(Entries from a dataset)
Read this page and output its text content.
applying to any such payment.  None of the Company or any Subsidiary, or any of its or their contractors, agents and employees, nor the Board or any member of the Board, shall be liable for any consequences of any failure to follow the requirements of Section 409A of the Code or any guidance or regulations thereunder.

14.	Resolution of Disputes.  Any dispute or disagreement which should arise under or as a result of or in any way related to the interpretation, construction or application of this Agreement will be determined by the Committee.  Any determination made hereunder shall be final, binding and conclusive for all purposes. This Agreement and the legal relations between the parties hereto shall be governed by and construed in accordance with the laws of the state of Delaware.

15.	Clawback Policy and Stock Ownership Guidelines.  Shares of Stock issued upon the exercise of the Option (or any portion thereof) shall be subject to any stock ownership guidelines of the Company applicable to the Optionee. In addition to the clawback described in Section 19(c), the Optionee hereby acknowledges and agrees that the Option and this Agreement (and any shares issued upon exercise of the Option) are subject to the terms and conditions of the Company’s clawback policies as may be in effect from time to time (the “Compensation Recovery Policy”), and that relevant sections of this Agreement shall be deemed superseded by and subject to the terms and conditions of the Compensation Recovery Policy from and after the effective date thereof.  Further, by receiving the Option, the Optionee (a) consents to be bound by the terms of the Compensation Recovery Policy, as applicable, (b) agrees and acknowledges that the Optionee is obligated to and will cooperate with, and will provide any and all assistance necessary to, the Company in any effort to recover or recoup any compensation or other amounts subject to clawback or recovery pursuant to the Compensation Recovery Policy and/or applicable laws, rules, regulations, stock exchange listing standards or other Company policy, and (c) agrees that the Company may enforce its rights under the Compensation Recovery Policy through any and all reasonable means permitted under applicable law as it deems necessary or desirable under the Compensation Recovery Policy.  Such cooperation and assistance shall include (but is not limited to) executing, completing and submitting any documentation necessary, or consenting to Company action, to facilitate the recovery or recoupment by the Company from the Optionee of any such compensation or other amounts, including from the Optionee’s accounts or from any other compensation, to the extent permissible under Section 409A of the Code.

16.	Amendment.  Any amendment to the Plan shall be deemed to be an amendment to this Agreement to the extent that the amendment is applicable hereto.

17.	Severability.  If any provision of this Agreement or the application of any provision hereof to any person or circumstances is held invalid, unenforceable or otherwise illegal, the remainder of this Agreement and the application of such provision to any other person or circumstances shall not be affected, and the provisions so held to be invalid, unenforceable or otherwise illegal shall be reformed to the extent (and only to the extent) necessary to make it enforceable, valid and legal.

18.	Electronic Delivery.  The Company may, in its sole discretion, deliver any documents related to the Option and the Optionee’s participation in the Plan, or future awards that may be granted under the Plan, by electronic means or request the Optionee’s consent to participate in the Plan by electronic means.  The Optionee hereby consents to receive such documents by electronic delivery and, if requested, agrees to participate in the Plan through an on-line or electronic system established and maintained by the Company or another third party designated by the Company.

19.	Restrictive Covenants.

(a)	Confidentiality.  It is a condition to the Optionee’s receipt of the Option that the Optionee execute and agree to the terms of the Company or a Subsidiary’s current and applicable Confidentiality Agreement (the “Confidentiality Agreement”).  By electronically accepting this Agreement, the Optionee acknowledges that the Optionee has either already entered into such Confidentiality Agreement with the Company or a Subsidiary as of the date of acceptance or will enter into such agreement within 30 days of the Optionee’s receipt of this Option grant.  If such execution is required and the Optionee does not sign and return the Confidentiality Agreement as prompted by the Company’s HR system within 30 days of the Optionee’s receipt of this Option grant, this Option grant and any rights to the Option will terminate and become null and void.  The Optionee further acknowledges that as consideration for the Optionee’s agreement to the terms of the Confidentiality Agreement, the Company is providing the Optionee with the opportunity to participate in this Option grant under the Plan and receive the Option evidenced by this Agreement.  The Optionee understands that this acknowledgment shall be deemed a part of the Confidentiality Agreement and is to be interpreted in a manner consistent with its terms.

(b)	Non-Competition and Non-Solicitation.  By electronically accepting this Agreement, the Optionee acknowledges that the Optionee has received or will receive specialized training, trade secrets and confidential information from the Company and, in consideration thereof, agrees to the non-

* [Your objective]
All of the data needs to be reproduced exactly, with no line missing.

* [Answer to the exercise]
Read this page and output its text content.
applying to any such payment.  None of the Company or any Subsidiary, or any of its or their contractors, agents and employees, nor the Board or any member of the Board, shall be liable for any consequences of any failure to follow the requirements of Section 409A of the Code or any guidance or regulations thereunder.

14.	Resolution of Disputes.  Any dispute or disagreement which should arise under or as a result of or in any way related to the interpretation, construction or application of this Agreement will be determined by the Committee.  Any determination made hereunder shall be final, binding and conclusive for all purposes. This Agreement and the legal relations between the parties hereto shall be governed by and construed in accordance with the laws of the state of Delaware.

15.	Clawback Policy and Stock Ownership Guidelines.  Shares of Stock issued upon the exercise of the Option (or any portion thereof) shall be subject to any stock ownership guidelines of the Company applicable to the Optionee. In addition to the clawback described in Section 19(c), the Optionee hereby acknowledges and agrees that the Option and this Agreement (and any shares issued upon exercise of the Option) are subject to the terms and conditions of the Company’s clawback policies as may be in effect from time to time (the “Compensation Recovery Policy”), and that relevant sections of this Agreement shall be deemed superseded by and subject to the terms and conditions of the Compensation Recovery Policy from and after the effective date thereof.  Further, by receiving the Option, the Optionee (a) consents to be bound by the terms of the Compensation Recovery Policy, as applicable, (b) agrees and acknowledges that the Optionee is obligated to and will cooperate with, and will provide any and all assistance necessary to, the Company in any effort to recover or recoup any compensation or other amounts subject to clawback or recovery pursuant to the Compensation Recovery Policy and/or applicable laws, rules, regulations, stock exchange listing standards or other Company policy, and (c) agrees that the Company may enforce its rights under the Compensation Recovery Policy through any and all reasonable means permitted under applicable law as it deems necessary or desirable under the Compensation Recovery Policy.  Such cooperation and assistance shall include (but is not limited to) executing, completing and submitting any documentation necessary, or consenting to Company action, to facilitate the recovery or recoupment by the Company from the Optionee of any such compensation or other amounts, including from the Optionee’s accounts or from any other compensation, to the extent permissible under Section 409A of the Code.

16.	Amendment.  Any amendment to the Plan shall be deemed to be an amendment to this Agreement to the extent that the amendment is applicable hereto.

17.	Severability.  If any provision of this Agreement or the application of any provision hereof to any person or circumstances is held invalid, unenforceable or otherwise illegal, the remainder of this Agreement and the application of such provision to any other person or circumstances shall not be affected, and the provisions so held to be invalid, unenforceable or otherwise illegal shall be reformed to the extent (and only to the extent) necessary to make it enforceable, valid and legal.

18.	Electronic Delivery.  The Company may, in its sole discretion, deliver any documents related to the Option and the Optionee’s participation in the Plan, or future awards that may be granted under the Plan, by electronic means or request the Optionee’s consent to participate in the Plan by electronic means.  The Optionee hereby consents to receive such documents by electronic delivery and, if requested, agrees to participate in the Plan through an on-line or electronic system established and maintained by the Company or another third party designated by the Company.

19.	Restrictive Covenants.

(a)	Confidentiality.  It is a condition to the Optionee’s receipt of the Option that the Optionee execute and agree to the terms of the Company or a Subsidiary’s current and applicable Confidentiality Agreement (the “Confidentiality Agreement”).  By electronically accepting this Agreement, the Optionee acknowledges that the Optionee has either already entered into such Confidentiality Agreement with the Company or a Subsidiary as of the date of acceptance or will enter into such agreement within 30 days of the Optionee’s receipt of this Option grant.  If such execution is required and the Optionee does not sign and return the Confidentiality Agreement as prompted by the Company’s HR system within 30 days of the Optionee’s receipt of this Option grant, this Option grant and any rights to the Option will terminate and become null and void.  The Optionee further acknowledges that as consideration for the Optionee’s agreement to the terms of the Confidentiality Agreement, the Company is providing the Optionee with the opportunity to participate in this Option grant under the Plan and receive the Option evidenced by this Agreement.  The Optionee understands that this acknowledgment shall be deemed a part of the Confidentiality Agreement and is to be interpreted in a manner consistent with its terms.

(b)	Non-Competition and Non-Solicitation.  By electronically accepting this Agreement, the Optionee acknowledges that the Optionee has received or will receive specialized training, trade secrets and confidential information from the Company and, in consideration thereof, agrees to the non-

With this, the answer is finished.